Stated goal
Every line of the material is to be repeated exactly as it stands.

Data excerpts:
[BEGIN]
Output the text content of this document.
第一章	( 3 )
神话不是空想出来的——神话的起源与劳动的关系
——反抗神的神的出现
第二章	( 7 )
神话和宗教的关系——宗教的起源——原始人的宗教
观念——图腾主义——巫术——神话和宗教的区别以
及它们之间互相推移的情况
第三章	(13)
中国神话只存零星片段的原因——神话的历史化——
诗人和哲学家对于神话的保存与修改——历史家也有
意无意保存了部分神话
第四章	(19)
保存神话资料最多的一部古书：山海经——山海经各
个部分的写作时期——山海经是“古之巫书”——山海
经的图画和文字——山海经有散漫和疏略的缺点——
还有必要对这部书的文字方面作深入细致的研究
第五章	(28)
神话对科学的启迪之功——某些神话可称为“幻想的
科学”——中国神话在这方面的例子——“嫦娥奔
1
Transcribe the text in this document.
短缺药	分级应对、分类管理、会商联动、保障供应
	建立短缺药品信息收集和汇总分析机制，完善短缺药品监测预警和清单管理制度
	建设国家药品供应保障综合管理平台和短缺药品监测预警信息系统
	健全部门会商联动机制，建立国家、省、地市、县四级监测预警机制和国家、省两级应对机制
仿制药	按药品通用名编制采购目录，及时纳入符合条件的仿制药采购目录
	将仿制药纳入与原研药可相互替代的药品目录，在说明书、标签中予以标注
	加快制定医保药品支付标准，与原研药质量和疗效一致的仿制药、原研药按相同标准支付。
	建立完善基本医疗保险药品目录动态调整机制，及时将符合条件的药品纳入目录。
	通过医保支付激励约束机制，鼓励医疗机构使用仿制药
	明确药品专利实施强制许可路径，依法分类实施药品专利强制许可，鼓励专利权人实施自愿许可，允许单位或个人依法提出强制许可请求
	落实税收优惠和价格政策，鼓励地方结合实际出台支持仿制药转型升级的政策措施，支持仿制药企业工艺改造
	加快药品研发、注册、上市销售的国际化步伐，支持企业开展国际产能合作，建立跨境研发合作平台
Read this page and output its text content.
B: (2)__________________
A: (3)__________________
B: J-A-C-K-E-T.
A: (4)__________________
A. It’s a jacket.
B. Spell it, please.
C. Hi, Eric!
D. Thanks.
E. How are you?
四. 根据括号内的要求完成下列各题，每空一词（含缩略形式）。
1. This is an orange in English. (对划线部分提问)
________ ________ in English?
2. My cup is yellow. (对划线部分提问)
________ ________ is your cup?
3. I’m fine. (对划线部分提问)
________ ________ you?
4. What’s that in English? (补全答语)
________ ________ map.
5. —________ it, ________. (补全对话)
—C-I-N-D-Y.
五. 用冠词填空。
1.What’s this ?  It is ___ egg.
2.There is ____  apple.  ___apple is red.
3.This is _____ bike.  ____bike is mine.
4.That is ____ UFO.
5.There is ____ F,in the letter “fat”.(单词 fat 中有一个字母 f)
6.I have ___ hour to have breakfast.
[END]
Response to the task
Output the text content of this document.
第一章	( 3 )
神话不是空想出来的——神话的起源与劳动的关系
——反抗神的神的出现
第二章	( 7 )
神话和宗教的关系——宗教的起源——原始人的宗教
观念——图腾主义——巫术——神话和宗教的区别以
及它们之间互相推移的情况
第三章	(13)
中国神话只存零星片段的原因——神话的历史化——
诗人和哲学家对于神话的保存与修改——历史家也有
意无意保存了部分神话
第四章	(19)
保存神话资料最多的一部古书：山海经——山海经各
个部分的写作时期——山海经是“古之巫书”——山海
经的图画和文字——山海经有散漫和疏略的缺点——
还有必要对这部书的文字方面作深入细致的研究
第五章	(28)
神话对科学的启迪之功——某些神话可称为“幻想的
科学”——中国神话在这方面的例子——“嫦娥奔
1
Transcribe the text in this document.
短缺药	分级应对、分类管理、会商联动、保障供应
	建立短缺药品信息收集和汇总分析机制，完善短缺药品监测预警和清单管理制度
	建设国家药品供应保障综合管理平台和短缺药品监测预警信息系统
	健全部门会商联动机制，建立国家、省、地市、县四级监测预警机制和国家、省两级应对机制
仿制药	按药品通用名编制采购目录，及时纳入符合条件的仿制药采购目录
	将仿制药纳入与原研药可相互替代的药品目录，在说明书、标签中予以标注
	加快制定医保药品支付标准，与原研药质量和疗效一致的仿制药、原研药按相同标准支付。
	建立完善基本医疗保险药品目录动态调整机制，及时将符合条件的药品纳入目录。
	通过医保支付激励约束机制，鼓励医疗机构使用仿制药
	明确药品专利实施强制许可路径，依法分类实施药品专利强制许可，鼓励专利权人实施自愿许可，允许单位或个人依法提出强制许可请求
	落实税收优惠和价格政策，鼓励地方结合实际出台支持仿制药转型升级的政策措施，支持仿制药企业工艺改造
	加快药品研发、注册、上市销售的国际化步伐，支持企业开展国际产能合作，建立跨境研发合作平台
Read this page and output its text content.
B: (2)__________________
A: (3)__________________
B: J-A-C-K-E-T.
A: (4)__________________
A. It’s a jacket.
B. Spell it, please.
C. Hi, Eric!
D. Thanks.
E. How are you?
四. 根据括号内的要求完成下列各题，每空一词（含缩略形式）。
1. This is an orange in English. (对划线部分提问)
________ ________ in English?
2. My cup is yellow. (对划线部分提问)
________ ________ is your cup?
3. I’m fine. (对划线部分提问)
________ ________ you?
4. What’s that in English? (补全答语)
________ ________ map.
5. —________ it, ________. (补全对话)
—C-I-N-D-Y.
五. 用冠词填空。
1.What’s this ?  It is ___ egg.
2.There is ____  apple.  ___apple is red.
3.This is _____ bike.  ____bike is mine.
4.That is ____ UFO.
5.There is ____ F,in the letter “fat”.(单词 fat 中有一个字母 f)
6.I have ___ hour to have breakfast.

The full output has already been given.